THE EXERCISE:
Give the number of lines in the data that contain "gear", and nothing more.

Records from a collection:
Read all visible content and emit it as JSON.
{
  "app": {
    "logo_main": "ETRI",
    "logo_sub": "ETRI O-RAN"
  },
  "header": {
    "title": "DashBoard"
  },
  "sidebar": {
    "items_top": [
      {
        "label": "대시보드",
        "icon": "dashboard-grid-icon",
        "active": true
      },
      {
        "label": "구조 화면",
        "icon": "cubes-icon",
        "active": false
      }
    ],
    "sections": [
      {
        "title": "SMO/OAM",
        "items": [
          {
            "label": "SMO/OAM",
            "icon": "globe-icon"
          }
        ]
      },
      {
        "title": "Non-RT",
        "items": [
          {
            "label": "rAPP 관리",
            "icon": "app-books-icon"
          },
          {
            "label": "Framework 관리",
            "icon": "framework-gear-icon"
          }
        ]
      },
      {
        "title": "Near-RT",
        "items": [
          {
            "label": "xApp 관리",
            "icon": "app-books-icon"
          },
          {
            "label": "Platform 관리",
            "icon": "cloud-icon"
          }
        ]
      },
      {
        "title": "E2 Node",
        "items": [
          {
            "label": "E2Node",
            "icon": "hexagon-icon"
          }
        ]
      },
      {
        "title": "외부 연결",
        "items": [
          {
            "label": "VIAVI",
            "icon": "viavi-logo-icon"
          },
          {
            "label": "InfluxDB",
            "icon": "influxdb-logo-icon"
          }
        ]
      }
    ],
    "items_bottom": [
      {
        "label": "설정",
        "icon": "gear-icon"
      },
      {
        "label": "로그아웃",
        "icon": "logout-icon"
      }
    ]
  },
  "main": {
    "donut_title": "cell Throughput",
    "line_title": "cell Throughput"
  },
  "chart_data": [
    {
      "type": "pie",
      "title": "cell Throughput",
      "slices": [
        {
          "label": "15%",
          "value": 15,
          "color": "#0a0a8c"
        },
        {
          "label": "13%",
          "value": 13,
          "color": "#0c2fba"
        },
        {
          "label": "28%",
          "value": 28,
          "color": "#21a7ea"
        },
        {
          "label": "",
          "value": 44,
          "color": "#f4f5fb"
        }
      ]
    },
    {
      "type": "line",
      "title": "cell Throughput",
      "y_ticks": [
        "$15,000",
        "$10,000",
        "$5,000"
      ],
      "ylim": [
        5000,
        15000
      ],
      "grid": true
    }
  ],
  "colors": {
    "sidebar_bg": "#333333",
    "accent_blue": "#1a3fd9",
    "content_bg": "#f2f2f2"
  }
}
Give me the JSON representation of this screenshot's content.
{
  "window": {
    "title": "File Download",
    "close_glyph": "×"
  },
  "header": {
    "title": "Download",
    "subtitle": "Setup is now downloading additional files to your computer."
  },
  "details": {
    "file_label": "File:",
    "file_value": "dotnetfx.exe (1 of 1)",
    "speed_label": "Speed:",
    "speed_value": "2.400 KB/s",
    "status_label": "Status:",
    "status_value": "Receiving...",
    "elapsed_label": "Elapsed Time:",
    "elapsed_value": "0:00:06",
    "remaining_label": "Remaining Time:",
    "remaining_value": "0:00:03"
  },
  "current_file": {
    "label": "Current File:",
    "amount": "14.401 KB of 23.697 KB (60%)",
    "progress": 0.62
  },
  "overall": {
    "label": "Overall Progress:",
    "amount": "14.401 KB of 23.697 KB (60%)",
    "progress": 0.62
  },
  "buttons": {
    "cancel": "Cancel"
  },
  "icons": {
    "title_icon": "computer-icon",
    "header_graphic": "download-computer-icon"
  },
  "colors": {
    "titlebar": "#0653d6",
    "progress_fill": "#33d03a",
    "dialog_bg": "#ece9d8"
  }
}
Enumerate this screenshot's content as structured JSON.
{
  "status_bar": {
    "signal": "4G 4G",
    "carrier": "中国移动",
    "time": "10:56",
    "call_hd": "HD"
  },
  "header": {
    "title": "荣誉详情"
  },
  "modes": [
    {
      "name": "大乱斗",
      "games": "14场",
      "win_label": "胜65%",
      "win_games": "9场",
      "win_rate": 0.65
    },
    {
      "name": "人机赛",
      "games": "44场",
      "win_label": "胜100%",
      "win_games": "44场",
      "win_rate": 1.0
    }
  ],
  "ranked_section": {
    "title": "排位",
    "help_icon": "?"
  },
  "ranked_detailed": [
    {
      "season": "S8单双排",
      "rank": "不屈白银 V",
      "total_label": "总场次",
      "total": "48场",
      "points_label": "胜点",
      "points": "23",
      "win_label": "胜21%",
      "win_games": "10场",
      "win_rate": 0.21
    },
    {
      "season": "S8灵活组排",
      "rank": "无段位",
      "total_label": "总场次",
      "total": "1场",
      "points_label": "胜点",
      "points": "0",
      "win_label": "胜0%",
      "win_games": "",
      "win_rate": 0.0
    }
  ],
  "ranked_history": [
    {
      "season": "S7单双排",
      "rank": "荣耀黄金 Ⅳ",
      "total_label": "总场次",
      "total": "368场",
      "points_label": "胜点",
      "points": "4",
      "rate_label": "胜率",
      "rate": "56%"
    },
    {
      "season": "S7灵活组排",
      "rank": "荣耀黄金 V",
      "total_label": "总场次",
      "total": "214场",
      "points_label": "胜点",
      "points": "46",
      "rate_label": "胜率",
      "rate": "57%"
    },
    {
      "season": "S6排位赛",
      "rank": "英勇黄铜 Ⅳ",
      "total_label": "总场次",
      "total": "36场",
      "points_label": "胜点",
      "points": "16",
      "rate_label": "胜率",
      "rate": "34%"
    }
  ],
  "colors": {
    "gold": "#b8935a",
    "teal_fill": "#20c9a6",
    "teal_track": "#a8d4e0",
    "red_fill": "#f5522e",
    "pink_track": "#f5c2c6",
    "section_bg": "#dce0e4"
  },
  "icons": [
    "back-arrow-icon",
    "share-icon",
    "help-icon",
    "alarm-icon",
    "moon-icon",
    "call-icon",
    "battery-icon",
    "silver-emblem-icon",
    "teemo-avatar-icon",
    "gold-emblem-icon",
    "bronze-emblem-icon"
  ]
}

EXERCISE OUTPUT:
2